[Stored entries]

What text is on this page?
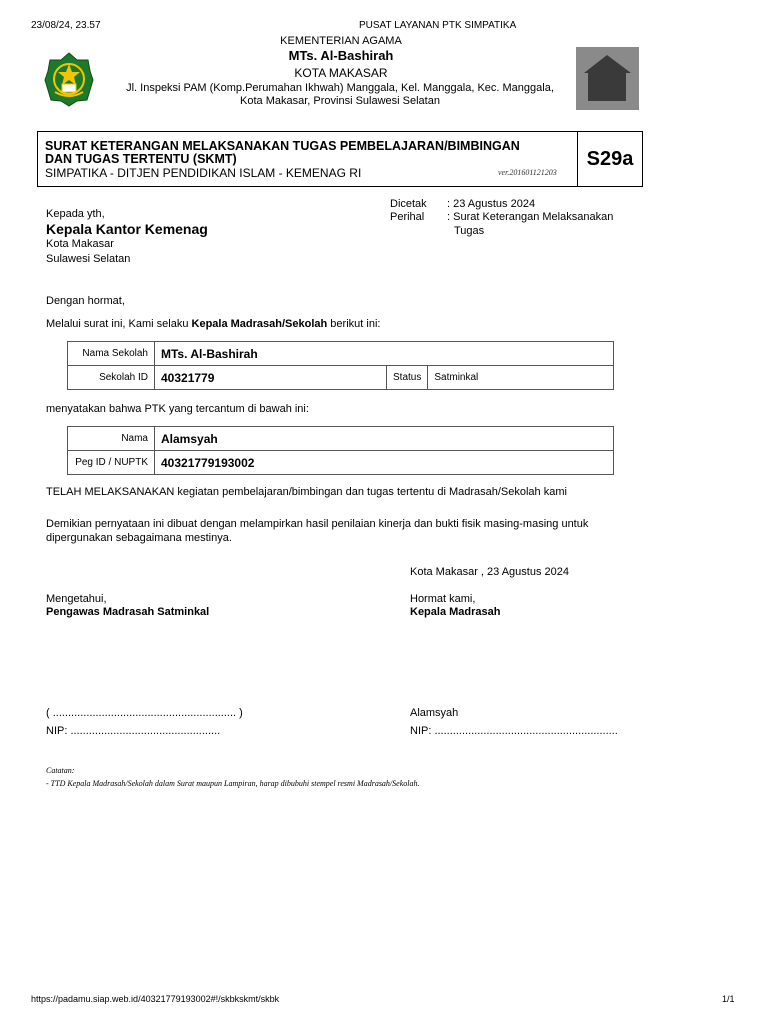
23/08/24, 23.57	PUSAT LAYANAN PTK SIMPATIKA
KEMENTERIAN AGAMA
MTs. Al-Bashirah
KOTA MAKASAR
Jl. Inspeksi PAM (Komp.Perumahan Ikhwah) Manggala, Kel. Manggala, Kec. Manggala,
Kota Makasar, Provinsi Sulawesi Selatan
SURAT KETERANGAN MELAKSANAKAN TUGAS PEMBELAJARAN/BIMBINGAN
DAN TUGAS TERTENTU (SKMT)
SIMPATIKA - DITJEN PENDIDIKAN ISLAM - KEMENAG RI	ver.201601121203
S29a
Kepada yth,
Kepala Kantor Kemenag
Kota Makasar
Sulawesi Selatan
Dicetak : 23 Agustus 2024
Perihal : Surat Keterangan Melaksanakan
Tugas
Dengan hormat,
Melalui surat ini, Kami selaku Kepala Madrasah/Sekolah berikut ini:
Nama Sekolah	MTs. Al-Bashirah		
Sekolah ID	40321779	Status	Satminkal
menyatakan bahwa PTK yang tercantum di bawah ini:
Nama	Alamsyah
Peg ID / NUPTK	40321779193002
TELAH MELAKSANAKAN kegiatan pembelajaran/bimbingan dan tugas tertentu di Madrasah/Sekolah kami
Demikian pernyataan ini dibuat dengan melampirkan hasil penilaian kinerja dan bukti fisik masing-masing untuk
dipergunakan sebagaimana mestinya.
Kota Makasar , 23 Agustus 2024
Mengetahui,
Pengawas Madrasah Satminkal
Hormat kami,
Kepala Madrasah
( ............................................................ )
NIP: .................................................
Alamsyah
NIP: ............................................................
Catatan:
- TTD Kepala Madrasah/Sekolah dalam Surat maupun Lampiran, harap dibubuhi stempel resmi Madrasah/Sekolah.
https://padamu.siap.web.id/40321779193002#!/skbkskmt/skbk	1/1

What you will do:
The listing above needs to be output again exactly. Don't include the pictures.

Written reply:
What text is on this page?
23/08/24, 23.57	PUSAT LAYANAN PTK SIMPATIKA
KEMENTERIAN AGAMA
MTs. Al-Bashirah
KOTA MAKASAR
Jl. Inspeksi PAM (Komp.Perumahan Ikhwah) Manggala, Kel. Manggala, Kec. Manggala,
Kota Makasar, Provinsi Sulawesi Selatan
SURAT KETERANGAN MELAKSANAKAN TUGAS PEMBELAJARAN/BIMBINGAN
DAN TUGAS TERTENTU (SKMT)
SIMPATIKA - DITJEN PENDIDIKAN ISLAM - KEMENAG RI	ver.201601121203
S29a
Kepada yth,
Kepala Kantor Kemenag
Kota Makasar
Sulawesi Selatan
Dicetak : 23 Agustus 2024
Perihal : Surat Keterangan Melaksanakan
Tugas
Dengan hormat,
Melalui surat ini, Kami selaku Kepala Madrasah/Sekolah berikut ini:
Nama Sekolah	MTs. Al-Bashirah		
Sekolah ID	40321779	Status	Satminkal
menyatakan bahwa PTK yang tercantum di bawah ini:
Nama	Alamsyah
Peg ID / NUPTK	40321779193002
TELAH MELAKSANAKAN kegiatan pembelajaran/bimbingan dan tugas tertentu di Madrasah/Sekolah kami
Demikian pernyataan ini dibuat dengan melampirkan hasil penilaian kinerja dan bukti fisik masing-masing untuk
dipergunakan sebagaimana mestinya.
Kota Makasar , 23 Agustus 2024
Mengetahui,
Pengawas Madrasah Satminkal
Hormat kami,
Kepala Madrasah
( ............................................................ )
NIP: .................................................
Alamsyah
NIP: ............................................................
Catatan:
- TTD Kepala Madrasah/Sekolah dalam Surat maupun Lampiran, harap dibubuhi stempel resmi Madrasah/Sekolah.
https://padamu.siap.web.id/40321779193002#!/skbkskmt/skbk	1/1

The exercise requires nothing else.